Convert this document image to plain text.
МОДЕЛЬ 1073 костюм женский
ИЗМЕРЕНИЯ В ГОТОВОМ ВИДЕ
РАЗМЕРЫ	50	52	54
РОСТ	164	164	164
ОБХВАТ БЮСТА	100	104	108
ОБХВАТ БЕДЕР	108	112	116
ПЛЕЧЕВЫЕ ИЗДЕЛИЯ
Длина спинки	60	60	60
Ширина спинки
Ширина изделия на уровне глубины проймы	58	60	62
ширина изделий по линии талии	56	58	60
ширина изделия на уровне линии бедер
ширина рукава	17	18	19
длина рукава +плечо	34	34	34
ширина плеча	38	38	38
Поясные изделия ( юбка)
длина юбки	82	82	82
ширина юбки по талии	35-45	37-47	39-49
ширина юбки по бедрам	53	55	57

******************************

#### [Task objective]
Each record must be repeated exactly as it is.

#### [Result of this exercise]
Convert this document image to plain text.
МОДЕЛЬ 1073 костюм женский
ИЗМЕРЕНИЯ В ГОТОВОМ ВИДЕ
РАЗМЕРЫ	50	52	54
РОСТ	164	164	164
ОБХВАТ БЮСТА	100	104	108
ОБХВАТ БЕДЕР	108	112	116
ПЛЕЧЕВЫЕ ИЗДЕЛИЯ
Длина спинки	60	60	60
Ширина спинки
Ширина изделия на уровне глубины проймы	58	60	62
ширина изделий по линии талии	56	58	60
ширина изделия на уровне линии бедер
ширина рукава	17	18	19
длина рукава +плечо	34	34	34
ширина плеча	38	38	38
Поясные изделия ( юбка)
длина юбки	82	82	82
ширина юбки по талии	35-45	37-47	39-49
ширина юбки по бедрам	53	55	57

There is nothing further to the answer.